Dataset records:
-- Begin --

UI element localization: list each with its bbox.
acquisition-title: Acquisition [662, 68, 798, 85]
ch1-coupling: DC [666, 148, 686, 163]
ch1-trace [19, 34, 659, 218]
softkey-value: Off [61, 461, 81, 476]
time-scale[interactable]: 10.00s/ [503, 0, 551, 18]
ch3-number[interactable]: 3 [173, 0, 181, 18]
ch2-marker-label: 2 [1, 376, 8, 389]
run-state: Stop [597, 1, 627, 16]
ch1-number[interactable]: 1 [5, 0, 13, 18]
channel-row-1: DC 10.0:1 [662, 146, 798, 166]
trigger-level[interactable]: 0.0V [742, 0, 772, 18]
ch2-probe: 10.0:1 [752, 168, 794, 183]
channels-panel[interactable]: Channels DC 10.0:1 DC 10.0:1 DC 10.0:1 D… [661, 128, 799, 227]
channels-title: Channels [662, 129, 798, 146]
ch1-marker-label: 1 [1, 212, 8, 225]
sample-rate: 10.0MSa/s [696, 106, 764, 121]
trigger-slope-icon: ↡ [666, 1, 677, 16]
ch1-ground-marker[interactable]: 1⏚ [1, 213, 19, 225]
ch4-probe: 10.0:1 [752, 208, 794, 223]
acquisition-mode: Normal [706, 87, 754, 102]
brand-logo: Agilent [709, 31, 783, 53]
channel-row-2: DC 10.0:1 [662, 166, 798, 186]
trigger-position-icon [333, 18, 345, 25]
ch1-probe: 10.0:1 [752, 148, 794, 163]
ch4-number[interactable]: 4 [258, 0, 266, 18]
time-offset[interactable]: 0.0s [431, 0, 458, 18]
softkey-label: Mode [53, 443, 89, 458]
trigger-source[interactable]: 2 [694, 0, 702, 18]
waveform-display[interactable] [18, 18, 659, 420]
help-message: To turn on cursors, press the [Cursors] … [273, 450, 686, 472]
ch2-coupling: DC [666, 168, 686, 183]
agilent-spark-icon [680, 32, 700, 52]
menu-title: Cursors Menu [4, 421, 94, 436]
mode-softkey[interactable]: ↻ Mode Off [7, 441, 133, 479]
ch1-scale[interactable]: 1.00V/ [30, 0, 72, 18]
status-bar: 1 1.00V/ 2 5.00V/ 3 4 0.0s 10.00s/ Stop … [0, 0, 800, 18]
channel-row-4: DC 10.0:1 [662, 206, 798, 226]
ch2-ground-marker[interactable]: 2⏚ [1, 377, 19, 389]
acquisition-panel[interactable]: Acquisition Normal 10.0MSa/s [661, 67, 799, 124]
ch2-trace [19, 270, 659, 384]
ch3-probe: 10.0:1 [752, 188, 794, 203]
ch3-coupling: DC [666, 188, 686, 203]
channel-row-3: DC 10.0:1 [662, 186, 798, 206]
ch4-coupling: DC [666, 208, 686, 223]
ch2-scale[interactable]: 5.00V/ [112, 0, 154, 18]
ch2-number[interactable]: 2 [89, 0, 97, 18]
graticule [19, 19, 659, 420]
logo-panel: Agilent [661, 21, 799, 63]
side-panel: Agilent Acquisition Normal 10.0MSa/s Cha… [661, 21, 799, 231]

-- End --

**Set exercise:** Retype every line of the records above word for word.

**The answer:**
UI element localization: list each with its bbox.
acquisition-title: Acquisition [662, 68, 798, 85]
ch1-coupling: DC [666, 148, 686, 163]
ch1-trace [19, 34, 659, 218]
softkey-value: Off [61, 461, 81, 476]
time-scale[interactable]: 10.00s/ [503, 0, 551, 18]
ch3-number[interactable]: 3 [173, 0, 181, 18]
ch2-marker-label: 2 [1, 376, 8, 389]
run-state: Stop [597, 1, 627, 16]
ch1-number[interactable]: 1 [5, 0, 13, 18]
channel-row-1: DC 10.0:1 [662, 146, 798, 166]
trigger-level[interactable]: 0.0V [742, 0, 772, 18]
ch2-probe: 10.0:1 [752, 168, 794, 183]
channels-panel[interactable]: Channels DC 10.0:1 DC 10.0:1 DC 10.0:1 D… [661, 128, 799, 227]
channels-title: Channels [662, 129, 798, 146]
ch1-marker-label: 1 [1, 212, 8, 225]
sample-rate: 10.0MSa/s [696, 106, 764, 121]
trigger-slope-icon: ↡ [666, 1, 677, 16]
ch1-ground-marker[interactable]: 1⏚ [1, 213, 19, 225]
ch4-probe: 10.0:1 [752, 208, 794, 223]
acquisition-mode: Normal [706, 87, 754, 102]
brand-logo: Agilent [709, 31, 783, 53]
channel-row-2: DC 10.0:1 [662, 166, 798, 186]
trigger-position-icon [333, 18, 345, 25]
ch1-probe: 10.0:1 [752, 148, 794, 163]
ch4-number[interactable]: 4 [258, 0, 266, 18]
time-offset[interactable]: 0.0s [431, 0, 458, 18]
softkey-label: Mode [53, 443, 89, 458]
trigger-source[interactable]: 2 [694, 0, 702, 18]
waveform-display[interactable] [18, 18, 659, 420]
help-message: To turn on cursors, press the [Cursors] … [273, 450, 686, 472]
ch2-coupling: DC [666, 168, 686, 183]
agilent-spark-icon [680, 32, 700, 52]
menu-title: Cursors Menu [4, 421, 94, 436]
mode-softkey[interactable]: ↻ Mode Off [7, 441, 133, 479]
ch1-scale[interactable]: 1.00V/ [30, 0, 72, 18]
status-bar: 1 1.00V/ 2 5.00V/ 3 4 0.0s 10.00s/ Stop … [0, 0, 800, 18]
channel-row-4: DC 10.0:1 [662, 206, 798, 226]
ch2-ground-marker[interactable]: 2⏚ [1, 377, 19, 389]
acquisition-panel[interactable]: Acquisition Normal 10.0MSa/s [661, 67, 799, 124]
ch2-trace [19, 270, 659, 384]
ch3-probe: 10.0:1 [752, 188, 794, 203]
ch3-coupling: DC [666, 188, 686, 203]
channel-row-3: DC 10.0:1 [662, 186, 798, 206]
ch4-coupling: DC [666, 208, 686, 223]
ch2-scale[interactable]: 5.00V/ [112, 0, 154, 18]
ch2-number[interactable]: 2 [89, 0, 97, 18]
graticule [19, 19, 659, 420]
logo-panel: Agilent [661, 21, 799, 63]
side-panel: Agilent Acquisition Normal 10.0MSa/s Cha… [661, 21, 799, 231]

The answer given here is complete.